==== Available records ====
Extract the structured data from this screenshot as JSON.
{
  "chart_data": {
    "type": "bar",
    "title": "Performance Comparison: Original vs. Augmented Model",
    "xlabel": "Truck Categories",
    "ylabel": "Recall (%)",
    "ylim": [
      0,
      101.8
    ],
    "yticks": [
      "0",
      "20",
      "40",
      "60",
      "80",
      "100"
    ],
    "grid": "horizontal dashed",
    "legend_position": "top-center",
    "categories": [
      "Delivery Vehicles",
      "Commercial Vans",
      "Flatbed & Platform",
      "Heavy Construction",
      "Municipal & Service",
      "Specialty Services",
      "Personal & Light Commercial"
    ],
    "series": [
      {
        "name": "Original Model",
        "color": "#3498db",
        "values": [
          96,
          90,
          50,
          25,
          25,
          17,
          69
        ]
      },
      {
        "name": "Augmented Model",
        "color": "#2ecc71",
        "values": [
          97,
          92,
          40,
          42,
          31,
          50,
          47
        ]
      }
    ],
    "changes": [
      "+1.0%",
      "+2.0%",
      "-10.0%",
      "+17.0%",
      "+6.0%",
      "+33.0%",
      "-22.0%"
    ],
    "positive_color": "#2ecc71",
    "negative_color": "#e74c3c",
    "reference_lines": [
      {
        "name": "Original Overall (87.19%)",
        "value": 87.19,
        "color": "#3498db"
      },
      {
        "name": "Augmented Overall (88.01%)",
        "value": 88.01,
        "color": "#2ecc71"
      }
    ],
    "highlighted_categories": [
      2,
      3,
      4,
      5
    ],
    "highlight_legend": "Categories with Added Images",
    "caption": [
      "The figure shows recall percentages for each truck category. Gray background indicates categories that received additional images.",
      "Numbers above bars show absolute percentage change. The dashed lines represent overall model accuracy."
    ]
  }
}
====
• [Short problem]:
All of the data needs to be reproduced exactly, with no line missing.

• [The reply]:
Extract the structured data from this screenshot as JSON.
{
  "chart_data": {
    "type": "bar",
    "title": "Performance Comparison: Original vs. Augmented Model",
    "xlabel": "Truck Categories",
    "ylabel": "Recall (%)",
    "ylim": [
      0,
      101.8
    ],
    "yticks": [
      "0",
      "20",
      "40",
      "60",
      "80",
      "100"
    ],
    "grid": "horizontal dashed",
    "legend_position": "top-center",
    "categories": [
      "Delivery Vehicles",
      "Commercial Vans",
      "Flatbed & Platform",
      "Heavy Construction",
      "Municipal & Service",
      "Specialty Services",
      "Personal & Light Commercial"
    ],
    "series": [
      {
        "name": "Original Model",
        "color": "#3498db",
        "values": [
          96,
          90,
          50,
          25,
          25,
          17,
          69
        ]
      },
      {
        "name": "Augmented Model",
        "color": "#2ecc71",
        "values": [
          97,
          92,
          40,
          42,
          31,
          50,
          47
        ]
      }
    ],
    "changes": [
      "+1.0%",
      "+2.0%",
      "-10.0%",
      "+17.0%",
      "+6.0%",
      "+33.0%",
      "-22.0%"
    ],
    "positive_color": "#2ecc71",
    "negative_color": "#e74c3c",
    "reference_lines": [
      {
        "name": "Original Overall (87.19%)",
        "value": 87.19,
        "color": "#3498db"
      },
      {
        "name": "Augmented Overall (88.01%)",
        "value": 88.01,
        "color": "#2ecc71"
      }
    ],
    "highlighted_categories": [
      2,
      3,
      4,
      5
    ],
    "highlight_legend": "Categories with Added Images",
    "caption": [
      "The figure shows recall percentages for each truck category. Gray background indicates categories that received additional images.",
      "Numbers above bars show absolute percentage change. The dashed lines represent overall model accuracy."
    ]
  }
}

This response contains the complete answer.